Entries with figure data
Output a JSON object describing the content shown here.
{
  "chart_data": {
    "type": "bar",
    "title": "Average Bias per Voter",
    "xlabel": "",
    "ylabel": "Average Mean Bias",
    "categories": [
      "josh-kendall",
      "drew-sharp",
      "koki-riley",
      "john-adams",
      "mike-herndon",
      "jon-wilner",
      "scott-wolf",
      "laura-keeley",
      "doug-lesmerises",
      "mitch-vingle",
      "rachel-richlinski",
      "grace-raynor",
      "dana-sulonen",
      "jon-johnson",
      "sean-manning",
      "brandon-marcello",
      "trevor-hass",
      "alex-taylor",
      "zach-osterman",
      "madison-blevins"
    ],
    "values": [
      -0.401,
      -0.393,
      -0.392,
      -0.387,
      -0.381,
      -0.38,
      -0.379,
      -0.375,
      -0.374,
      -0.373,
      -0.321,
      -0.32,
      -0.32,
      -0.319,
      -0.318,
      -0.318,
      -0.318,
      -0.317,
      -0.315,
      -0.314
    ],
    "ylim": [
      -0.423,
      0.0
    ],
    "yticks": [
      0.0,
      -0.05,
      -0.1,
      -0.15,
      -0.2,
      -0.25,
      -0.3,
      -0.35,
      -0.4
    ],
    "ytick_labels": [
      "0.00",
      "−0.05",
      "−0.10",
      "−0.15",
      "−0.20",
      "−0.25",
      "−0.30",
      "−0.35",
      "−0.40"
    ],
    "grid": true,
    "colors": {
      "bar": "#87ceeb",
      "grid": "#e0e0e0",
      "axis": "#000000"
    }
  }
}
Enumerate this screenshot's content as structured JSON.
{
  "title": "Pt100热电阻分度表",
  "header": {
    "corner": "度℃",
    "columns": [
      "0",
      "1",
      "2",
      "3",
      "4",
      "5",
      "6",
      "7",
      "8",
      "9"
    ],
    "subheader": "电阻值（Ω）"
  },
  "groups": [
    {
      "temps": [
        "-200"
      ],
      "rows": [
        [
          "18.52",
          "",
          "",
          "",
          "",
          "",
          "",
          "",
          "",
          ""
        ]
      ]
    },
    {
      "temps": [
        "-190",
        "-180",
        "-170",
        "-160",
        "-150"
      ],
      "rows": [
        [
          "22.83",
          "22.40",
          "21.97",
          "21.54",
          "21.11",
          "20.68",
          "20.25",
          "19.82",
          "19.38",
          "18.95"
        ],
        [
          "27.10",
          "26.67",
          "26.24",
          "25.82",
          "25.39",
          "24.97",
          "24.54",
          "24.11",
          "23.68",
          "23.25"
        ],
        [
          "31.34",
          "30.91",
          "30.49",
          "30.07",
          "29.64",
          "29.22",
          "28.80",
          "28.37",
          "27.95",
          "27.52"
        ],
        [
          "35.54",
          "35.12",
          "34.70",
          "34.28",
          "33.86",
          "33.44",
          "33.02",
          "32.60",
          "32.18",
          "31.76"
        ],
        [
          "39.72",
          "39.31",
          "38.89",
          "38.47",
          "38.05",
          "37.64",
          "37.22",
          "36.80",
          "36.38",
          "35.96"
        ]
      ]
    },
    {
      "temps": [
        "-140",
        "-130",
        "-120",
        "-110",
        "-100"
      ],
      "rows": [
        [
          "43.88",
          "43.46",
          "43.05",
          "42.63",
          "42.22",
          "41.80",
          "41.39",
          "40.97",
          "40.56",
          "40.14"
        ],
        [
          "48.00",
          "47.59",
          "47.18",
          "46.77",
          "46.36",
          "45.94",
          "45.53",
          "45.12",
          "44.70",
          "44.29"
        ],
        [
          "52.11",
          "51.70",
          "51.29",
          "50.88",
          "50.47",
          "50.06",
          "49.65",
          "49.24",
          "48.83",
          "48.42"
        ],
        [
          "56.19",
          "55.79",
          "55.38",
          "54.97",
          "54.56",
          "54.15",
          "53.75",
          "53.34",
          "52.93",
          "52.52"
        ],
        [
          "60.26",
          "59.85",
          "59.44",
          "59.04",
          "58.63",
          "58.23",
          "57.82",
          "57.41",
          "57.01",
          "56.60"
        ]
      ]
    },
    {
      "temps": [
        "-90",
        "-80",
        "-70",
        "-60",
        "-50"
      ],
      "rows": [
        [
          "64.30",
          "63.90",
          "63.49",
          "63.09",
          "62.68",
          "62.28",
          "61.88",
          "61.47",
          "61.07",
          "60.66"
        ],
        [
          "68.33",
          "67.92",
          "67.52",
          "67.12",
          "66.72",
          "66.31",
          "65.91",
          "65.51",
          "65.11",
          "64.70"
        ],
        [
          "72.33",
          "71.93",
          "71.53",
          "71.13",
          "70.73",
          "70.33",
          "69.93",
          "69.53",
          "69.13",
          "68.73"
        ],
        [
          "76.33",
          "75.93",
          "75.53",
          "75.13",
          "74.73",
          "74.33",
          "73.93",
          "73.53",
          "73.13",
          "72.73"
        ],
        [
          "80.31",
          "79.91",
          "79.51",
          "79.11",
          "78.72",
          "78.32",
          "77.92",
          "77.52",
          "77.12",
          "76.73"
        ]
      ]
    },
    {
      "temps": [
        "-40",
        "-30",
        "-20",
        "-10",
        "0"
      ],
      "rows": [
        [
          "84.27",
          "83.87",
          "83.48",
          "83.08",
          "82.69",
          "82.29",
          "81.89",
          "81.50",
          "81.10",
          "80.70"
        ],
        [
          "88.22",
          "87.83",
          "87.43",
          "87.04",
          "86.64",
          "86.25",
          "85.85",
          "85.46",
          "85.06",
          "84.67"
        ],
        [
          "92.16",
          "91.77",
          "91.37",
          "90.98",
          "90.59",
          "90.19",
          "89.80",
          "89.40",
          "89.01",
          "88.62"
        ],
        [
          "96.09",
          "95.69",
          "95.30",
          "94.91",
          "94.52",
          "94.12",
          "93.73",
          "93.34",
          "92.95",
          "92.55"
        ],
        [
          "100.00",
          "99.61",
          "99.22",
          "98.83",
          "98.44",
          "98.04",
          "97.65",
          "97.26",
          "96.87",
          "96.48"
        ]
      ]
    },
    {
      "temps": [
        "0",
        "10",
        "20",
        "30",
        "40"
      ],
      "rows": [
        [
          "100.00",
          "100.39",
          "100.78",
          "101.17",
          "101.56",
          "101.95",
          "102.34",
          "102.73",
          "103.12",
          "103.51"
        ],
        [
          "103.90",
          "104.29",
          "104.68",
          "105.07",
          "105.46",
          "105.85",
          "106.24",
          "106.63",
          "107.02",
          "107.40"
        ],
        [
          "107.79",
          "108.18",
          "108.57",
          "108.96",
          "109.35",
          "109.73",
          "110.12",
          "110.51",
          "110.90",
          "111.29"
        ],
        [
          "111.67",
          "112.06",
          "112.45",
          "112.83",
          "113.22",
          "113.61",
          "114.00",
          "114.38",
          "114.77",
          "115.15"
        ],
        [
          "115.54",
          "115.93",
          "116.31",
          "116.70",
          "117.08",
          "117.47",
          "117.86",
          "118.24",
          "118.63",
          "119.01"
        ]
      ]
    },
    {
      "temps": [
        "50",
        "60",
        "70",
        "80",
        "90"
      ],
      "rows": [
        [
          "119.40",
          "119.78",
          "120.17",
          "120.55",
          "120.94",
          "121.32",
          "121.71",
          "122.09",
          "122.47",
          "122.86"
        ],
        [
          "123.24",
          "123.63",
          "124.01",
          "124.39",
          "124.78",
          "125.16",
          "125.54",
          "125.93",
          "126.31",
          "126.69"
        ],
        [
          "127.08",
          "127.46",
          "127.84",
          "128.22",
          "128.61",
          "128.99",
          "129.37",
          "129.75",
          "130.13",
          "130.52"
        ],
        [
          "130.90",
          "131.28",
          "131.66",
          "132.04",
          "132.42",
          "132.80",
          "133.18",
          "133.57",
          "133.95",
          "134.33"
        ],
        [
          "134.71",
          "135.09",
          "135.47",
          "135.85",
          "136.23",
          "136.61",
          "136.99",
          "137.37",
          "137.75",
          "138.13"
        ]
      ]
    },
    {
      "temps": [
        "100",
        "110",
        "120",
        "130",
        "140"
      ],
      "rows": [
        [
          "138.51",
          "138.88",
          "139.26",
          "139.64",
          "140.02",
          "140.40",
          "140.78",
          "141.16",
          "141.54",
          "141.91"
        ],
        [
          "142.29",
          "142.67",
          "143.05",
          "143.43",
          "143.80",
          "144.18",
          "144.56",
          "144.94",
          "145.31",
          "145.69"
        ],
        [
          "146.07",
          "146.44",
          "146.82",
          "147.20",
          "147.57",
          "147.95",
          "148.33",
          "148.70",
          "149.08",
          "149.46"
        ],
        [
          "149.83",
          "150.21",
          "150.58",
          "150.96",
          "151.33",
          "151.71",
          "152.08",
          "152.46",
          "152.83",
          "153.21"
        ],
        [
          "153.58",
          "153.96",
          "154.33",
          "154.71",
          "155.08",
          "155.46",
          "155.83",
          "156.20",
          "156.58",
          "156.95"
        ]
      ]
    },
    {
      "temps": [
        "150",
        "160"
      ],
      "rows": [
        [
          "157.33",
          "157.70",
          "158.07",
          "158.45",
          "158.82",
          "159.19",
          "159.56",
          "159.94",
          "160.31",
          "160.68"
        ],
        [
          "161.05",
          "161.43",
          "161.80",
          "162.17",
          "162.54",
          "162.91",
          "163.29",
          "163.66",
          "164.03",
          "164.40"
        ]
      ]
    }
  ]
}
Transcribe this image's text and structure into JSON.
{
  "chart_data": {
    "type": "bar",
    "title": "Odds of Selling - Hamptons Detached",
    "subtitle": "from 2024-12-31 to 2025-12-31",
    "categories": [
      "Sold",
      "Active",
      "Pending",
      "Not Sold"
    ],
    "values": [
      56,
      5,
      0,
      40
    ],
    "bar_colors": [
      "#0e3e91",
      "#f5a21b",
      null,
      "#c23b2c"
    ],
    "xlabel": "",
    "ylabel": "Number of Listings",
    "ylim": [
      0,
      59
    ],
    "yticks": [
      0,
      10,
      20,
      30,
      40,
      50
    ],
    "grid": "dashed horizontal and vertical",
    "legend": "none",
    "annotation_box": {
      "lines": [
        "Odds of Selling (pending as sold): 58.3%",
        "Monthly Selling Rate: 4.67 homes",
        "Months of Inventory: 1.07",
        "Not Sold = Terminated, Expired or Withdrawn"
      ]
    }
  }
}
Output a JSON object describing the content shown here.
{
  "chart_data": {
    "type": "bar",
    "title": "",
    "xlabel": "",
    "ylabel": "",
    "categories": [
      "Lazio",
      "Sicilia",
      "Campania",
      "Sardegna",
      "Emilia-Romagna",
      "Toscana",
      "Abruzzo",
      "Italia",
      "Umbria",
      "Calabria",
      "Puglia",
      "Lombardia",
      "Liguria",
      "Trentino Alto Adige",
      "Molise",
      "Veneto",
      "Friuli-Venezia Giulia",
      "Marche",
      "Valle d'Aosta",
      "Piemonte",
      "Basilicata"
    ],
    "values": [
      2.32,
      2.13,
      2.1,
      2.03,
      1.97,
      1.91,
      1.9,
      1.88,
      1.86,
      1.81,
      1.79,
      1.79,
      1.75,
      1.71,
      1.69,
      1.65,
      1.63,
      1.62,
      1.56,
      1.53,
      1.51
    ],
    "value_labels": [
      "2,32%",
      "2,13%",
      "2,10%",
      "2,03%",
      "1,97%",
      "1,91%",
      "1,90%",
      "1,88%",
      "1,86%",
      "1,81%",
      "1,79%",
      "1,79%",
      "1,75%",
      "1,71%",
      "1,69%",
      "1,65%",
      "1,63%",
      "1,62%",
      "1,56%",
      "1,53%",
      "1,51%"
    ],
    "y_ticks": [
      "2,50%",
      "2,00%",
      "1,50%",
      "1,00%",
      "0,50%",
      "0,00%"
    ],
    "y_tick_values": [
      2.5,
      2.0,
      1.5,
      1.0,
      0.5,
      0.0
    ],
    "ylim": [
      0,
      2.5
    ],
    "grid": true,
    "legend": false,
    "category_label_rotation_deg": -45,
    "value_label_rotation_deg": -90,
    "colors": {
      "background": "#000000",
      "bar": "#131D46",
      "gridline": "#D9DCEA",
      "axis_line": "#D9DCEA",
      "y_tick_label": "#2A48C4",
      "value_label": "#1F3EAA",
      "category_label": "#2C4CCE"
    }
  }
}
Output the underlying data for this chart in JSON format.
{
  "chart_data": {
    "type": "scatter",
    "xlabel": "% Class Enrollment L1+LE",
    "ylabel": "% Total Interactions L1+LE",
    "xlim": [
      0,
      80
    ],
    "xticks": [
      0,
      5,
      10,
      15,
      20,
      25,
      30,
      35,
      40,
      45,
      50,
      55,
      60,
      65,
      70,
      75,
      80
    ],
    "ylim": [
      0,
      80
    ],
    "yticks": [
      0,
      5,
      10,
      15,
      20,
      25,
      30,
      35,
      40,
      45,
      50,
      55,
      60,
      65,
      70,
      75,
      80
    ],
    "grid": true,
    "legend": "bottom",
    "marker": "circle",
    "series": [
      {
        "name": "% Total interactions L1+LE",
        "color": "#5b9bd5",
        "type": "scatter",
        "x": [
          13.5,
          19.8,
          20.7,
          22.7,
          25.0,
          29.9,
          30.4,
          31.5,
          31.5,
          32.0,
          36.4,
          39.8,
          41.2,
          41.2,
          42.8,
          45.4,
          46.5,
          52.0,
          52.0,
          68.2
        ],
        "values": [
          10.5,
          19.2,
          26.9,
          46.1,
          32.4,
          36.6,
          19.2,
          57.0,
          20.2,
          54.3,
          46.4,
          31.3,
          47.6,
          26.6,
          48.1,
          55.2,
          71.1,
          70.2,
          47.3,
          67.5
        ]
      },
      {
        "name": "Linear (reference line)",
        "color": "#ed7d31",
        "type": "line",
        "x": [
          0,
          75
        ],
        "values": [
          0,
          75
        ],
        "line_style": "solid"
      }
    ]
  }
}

Task prompt
Extract every line that has the string "Total" in it.

Full response
    "ylabel": "% Total Interactions L1+LE",
        "name": "% Total interactions L1+LE",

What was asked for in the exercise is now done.